— Start of Stored rows —

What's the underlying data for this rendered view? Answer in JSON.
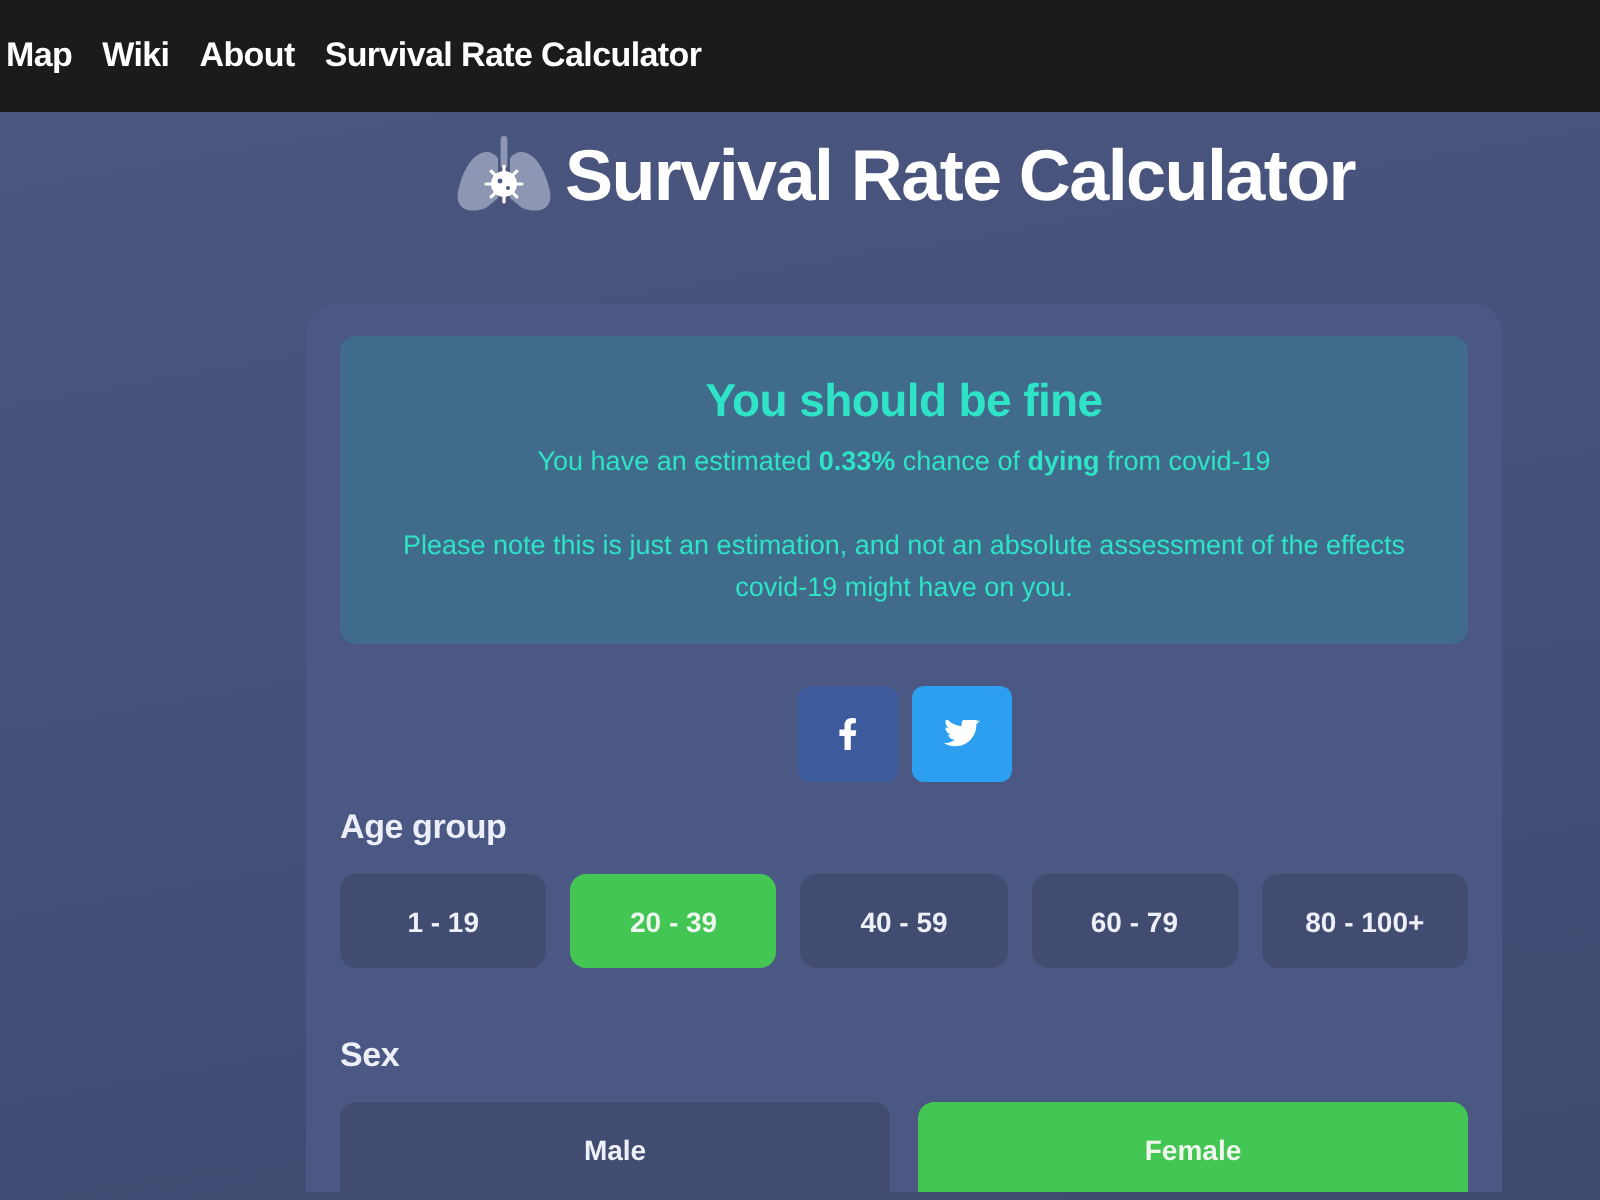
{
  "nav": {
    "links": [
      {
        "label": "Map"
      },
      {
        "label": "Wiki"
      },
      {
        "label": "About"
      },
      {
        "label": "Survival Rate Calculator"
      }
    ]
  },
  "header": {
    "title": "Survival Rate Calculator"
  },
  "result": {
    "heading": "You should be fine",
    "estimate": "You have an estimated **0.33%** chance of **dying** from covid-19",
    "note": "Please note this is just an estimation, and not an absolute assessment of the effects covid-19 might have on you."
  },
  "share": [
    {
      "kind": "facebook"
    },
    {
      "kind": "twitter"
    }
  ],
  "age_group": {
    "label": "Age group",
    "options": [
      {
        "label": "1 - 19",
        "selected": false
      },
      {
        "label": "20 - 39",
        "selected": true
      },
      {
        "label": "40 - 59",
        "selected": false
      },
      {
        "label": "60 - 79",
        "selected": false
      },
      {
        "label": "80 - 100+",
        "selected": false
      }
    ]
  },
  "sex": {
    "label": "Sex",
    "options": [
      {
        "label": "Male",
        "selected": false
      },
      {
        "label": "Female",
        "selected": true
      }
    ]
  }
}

— End of Stored rows —

Problem to solve — Using the records above, output their complete text exactly, minus any images.

Task output —
What's the underlying data for this rendered view? Answer in JSON.
{
  "nav": {
    "links": [
      {
        "label": "Map"
      },
      {
        "label": "Wiki"
      },
      {
        "label": "About"
      },
      {
        "label": "Survival Rate Calculator"
      }
    ]
  },
  "header": {
    "title": "Survival Rate Calculator"
  },
  "result": {
    "heading": "You should be fine",
    "estimate": "You have an estimated **0.33%** chance of **dying** from covid-19",
    "note": "Please note this is just an estimation, and not an absolute assessment of the effects covid-19 might have on you."
  },
  "share": [
    {
      "kind": "facebook"
    },
    {
      "kind": "twitter"
    }
  ],
  "age_group": {
    "label": "Age group",
    "options": [
      {
        "label": "1 - 19",
        "selected": false
      },
      {
        "label": "20 - 39",
        "selected": true
      },
      {
        "label": "40 - 59",
        "selected": false
      },
      {
        "label": "60 - 79",
        "selected": false
      },
      {
        "label": "80 - 100+",
        "selected": false
      }
    ]
  },
  "sex": {
    "label": "Sex",
    "options": [
      {
        "label": "Male",
        "selected": false
      },
      {
        "label": "Female",
        "selected": true
      }
    ]
  }
}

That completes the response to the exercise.